* Data records:
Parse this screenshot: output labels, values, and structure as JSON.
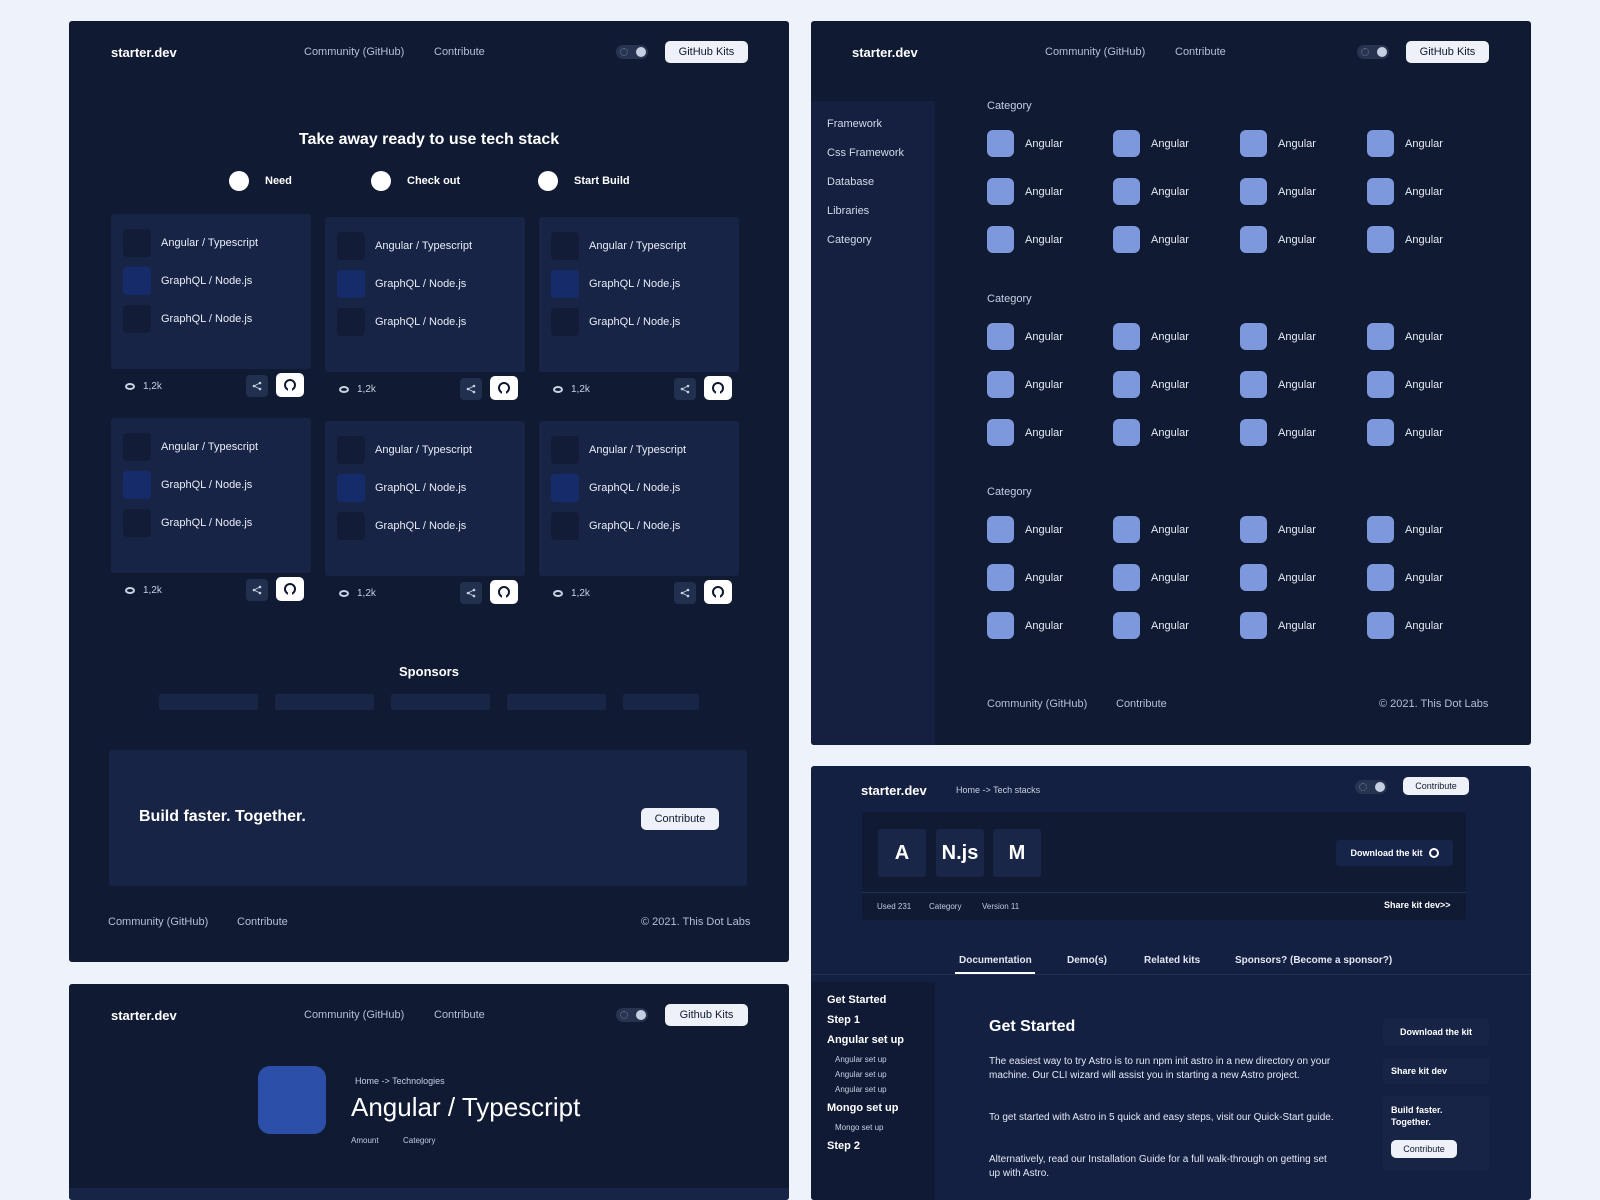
{
  "brand": "starter.dev",
  "nav": {
    "community": "Community (GitHub)",
    "contribute": "Contribute",
    "github_kits": "GitHub Kits",
    "github_kits_alt": "Github Kits"
  },
  "home": {
    "hero_title": "Take away ready to use tech stack",
    "steps": [
      "Need",
      "Check out",
      "Start Build"
    ],
    "cards": [
      {
        "rows": [
          "Angular / Typescript",
          "GraphQL / Node.js",
          "GraphQL / Node.js"
        ],
        "views": "1,2k"
      },
      {
        "rows": [
          "Angular / Typescript",
          "GraphQL / Node.js",
          "GraphQL / Node.js"
        ],
        "views": "1,2k"
      },
      {
        "rows": [
          "Angular / Typescript",
          "GraphQL / Node.js",
          "GraphQL / Node.js"
        ],
        "views": "1,2k"
      },
      {
        "rows": [
          "Angular / Typescript",
          "GraphQL / Node.js",
          "GraphQL / Node.js"
        ],
        "views": "1,2k"
      },
      {
        "rows": [
          "Angular / Typescript",
          "GraphQL / Node.js",
          "GraphQL / Node.js"
        ],
        "views": "1,2k"
      },
      {
        "rows": [
          "Angular / Typescript",
          "GraphQL / Node.js",
          "GraphQL / Node.js"
        ],
        "views": "1,2k"
      }
    ],
    "sponsors_title": "Sponsors",
    "cta_text": "Build faster. Together.",
    "cta_button": "Contribute"
  },
  "footer": {
    "community": "Community (GitHub)",
    "contribute": "Contribute",
    "copyright": "© 2021. This Dot Labs"
  },
  "catalog": {
    "sidebar": [
      "Framework",
      "Css Framework",
      "Database",
      "Libraries",
      "Category"
    ],
    "sections": [
      {
        "title": "Category",
        "items": [
          "Angular",
          "Angular",
          "Angular",
          "Angular",
          "Angular",
          "Angular",
          "Angular",
          "Angular",
          "Angular",
          "Angular",
          "Angular",
          "Angular"
        ]
      },
      {
        "title": "Category",
        "items": [
          "Angular",
          "Angular",
          "Angular",
          "Angular",
          "Angular",
          "Angular",
          "Angular",
          "Angular",
          "Angular",
          "Angular",
          "Angular",
          "Angular"
        ]
      },
      {
        "title": "Category",
        "items": [
          "Angular",
          "Angular",
          "Angular",
          "Angular",
          "Angular",
          "Angular",
          "Angular",
          "Angular",
          "Angular",
          "Angular",
          "Angular",
          "Angular"
        ]
      }
    ]
  },
  "tech": {
    "breadcrumb": "Home -> Technologies",
    "title": "Angular / Typescript",
    "amount": "Amount",
    "category": "Category"
  },
  "kit": {
    "breadcrumb": "Home -> Tech stacks",
    "contribute": "Contribute",
    "letters": [
      "A",
      "N.js",
      "M"
    ],
    "download": "Download the kit",
    "used": "Used 231",
    "category": "Category",
    "version": "Version 11",
    "share": "Share kit dev>>",
    "tabs": [
      "Documentation",
      "Demo(s)",
      "Related kits",
      "Sponsors? (Become a sponsor?)"
    ],
    "toc": {
      "get_started": "Get Started",
      "step1": "Step 1",
      "angular_setup": "Angular set up",
      "angular_sub": [
        "Angular set up",
        "Angular set up",
        "Angular set up"
      ],
      "mongo_setup": "Mongo set up",
      "mongo_sub": "Mongo set up",
      "step2": "Step 2"
    },
    "doc_title": "Get Started",
    "paragraphs": [
      "The easiest way to try Astro is to run npm init astro in a new directory on your machine. Our CLI wizard will assist you in starting a new Astro project.",
      "To get started with Astro in 5 quick and easy steps, visit our Quick-Start guide.",
      "Alternatively, read our Installation Guide for a full walk-through on getting set up with Astro."
    ],
    "side_download": "Download the kit",
    "side_share": "Share kit dev",
    "side_build": "Build faster. Together.",
    "side_contribute": "Contribute"
  }
}
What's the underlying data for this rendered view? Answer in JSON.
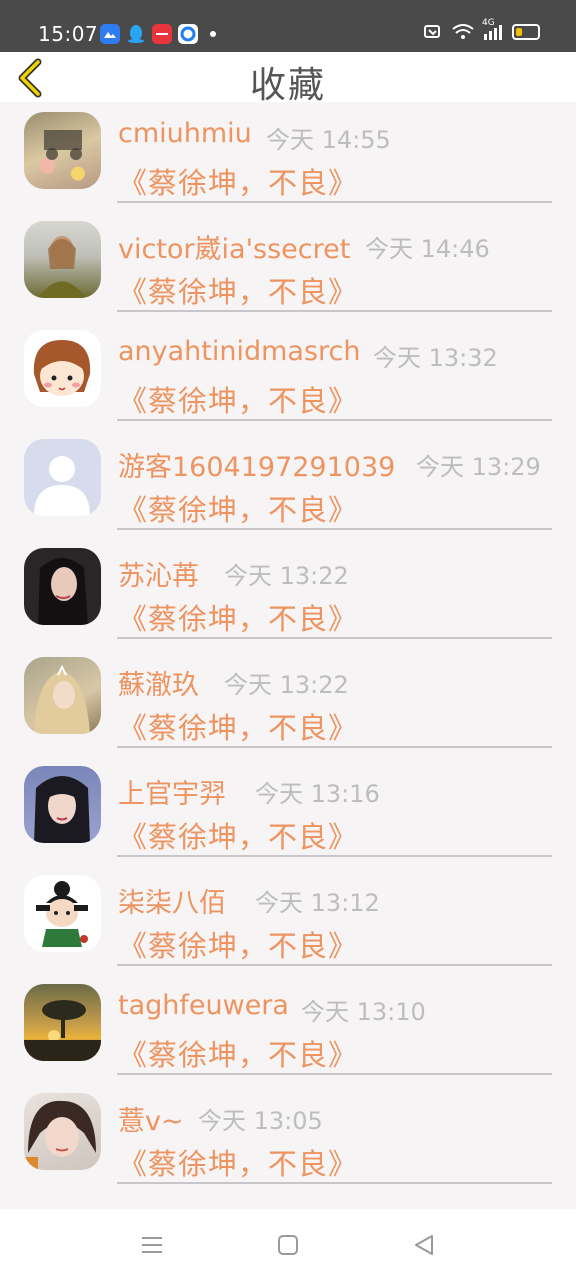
{
  "status_bar": {
    "time": "15:07",
    "network": "4G",
    "battery_color": "#f2c200"
  },
  "header": {
    "title": "收藏",
    "back_icon": "chevron-left-icon"
  },
  "favorites": [
    {
      "name": "cmiuhmiu",
      "time": "今天 14:55",
      "content": "《蔡徐坤，不良》"
    },
    {
      "name": "victor崴ia'ssecret",
      "time": "今天 14:46",
      "content": "《蔡徐坤，不良》"
    },
    {
      "name": "anyahtinidmasrch",
      "time": "今天 13:32",
      "content": "《蔡徐坤，不良》"
    },
    {
      "name": "游客1604197291039",
      "time": "今天 13:29",
      "content": "《蔡徐坤，不良》"
    },
    {
      "name": "苏沁苒",
      "time": "今天 13:22",
      "content": "《蔡徐坤，不良》"
    },
    {
      "name": "蘇澈玖",
      "time": "今天 13:22",
      "content": "《蔡徐坤，不良》"
    },
    {
      "name": "上官宇羿",
      "time": "今天 13:16",
      "content": "《蔡徐坤，不良》"
    },
    {
      "name": "柒柒八佰",
      "time": "今天 13:12",
      "content": "《蔡徐坤，不良》"
    },
    {
      "name": "taghfeuwera",
      "time": "今天 13:10",
      "content": "《蔡徐坤，不良》"
    },
    {
      "name": "薏v~",
      "time": "今天 13:05",
      "content": "《蔡徐坤，不良》"
    }
  ],
  "nav_bar": {
    "icons": [
      "menu-icon",
      "home-square-icon",
      "back-triangle-icon"
    ]
  },
  "colors": {
    "accent": "#ed9460",
    "time_text": "#bdbdbd",
    "back_arrow": "#e8c800"
  }
}
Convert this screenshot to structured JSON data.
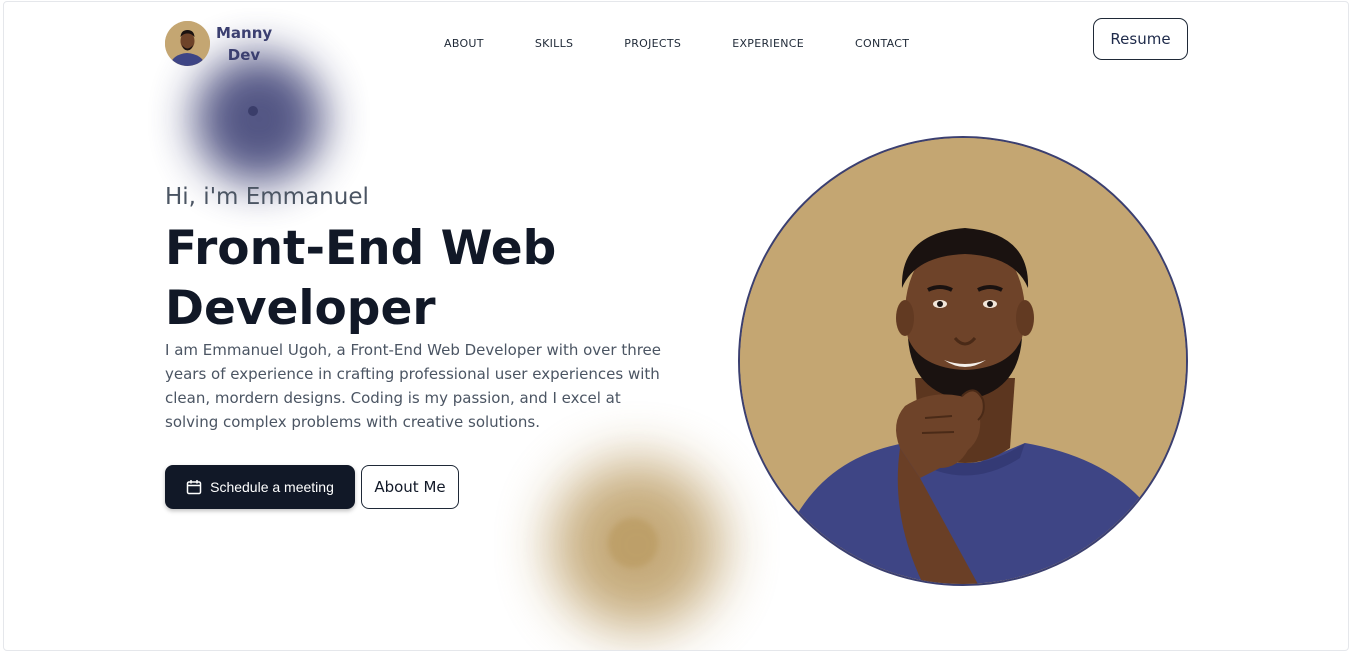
{
  "header": {
    "logo_line1": "Manny",
    "logo_line2": "Dev",
    "nav": [
      {
        "label": "ABOUT"
      },
      {
        "label": "SKILLS"
      },
      {
        "label": "PROJECTS"
      },
      {
        "label": "EXPERIENCE"
      },
      {
        "label": "CONTACT"
      }
    ],
    "resume_label": "Resume"
  },
  "hero": {
    "greeting": "Hi, i'm Emmanuel",
    "headline": "Front-End Web Developer",
    "bio": "I am Emmanuel Ugoh, a Front-End Web Developer with over three years of experience in crafting professional user experiences with clean, mordern designs. Coding is my passion, and I excel at solving complex problems with creative solutions.",
    "primary_button": "Schedule a meeting",
    "secondary_button": "About Me"
  },
  "colors": {
    "navy": "#3b3f70",
    "gold": "#c4a672",
    "dark": "#111827",
    "shirt": "#3e4585",
    "skin": "#6e4329"
  },
  "icons": {
    "primary_button_icon": "calendar-icon"
  }
}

* Problem requirements:
Copy every line in the listing above where the string "JSON" turns up.

* Correct result:
Parse this screenshot: output labels, values, and structure as JSON.
What's the underlying data for this rendered view? Answer in JSON.
Convert this screenshot to structured JSON data.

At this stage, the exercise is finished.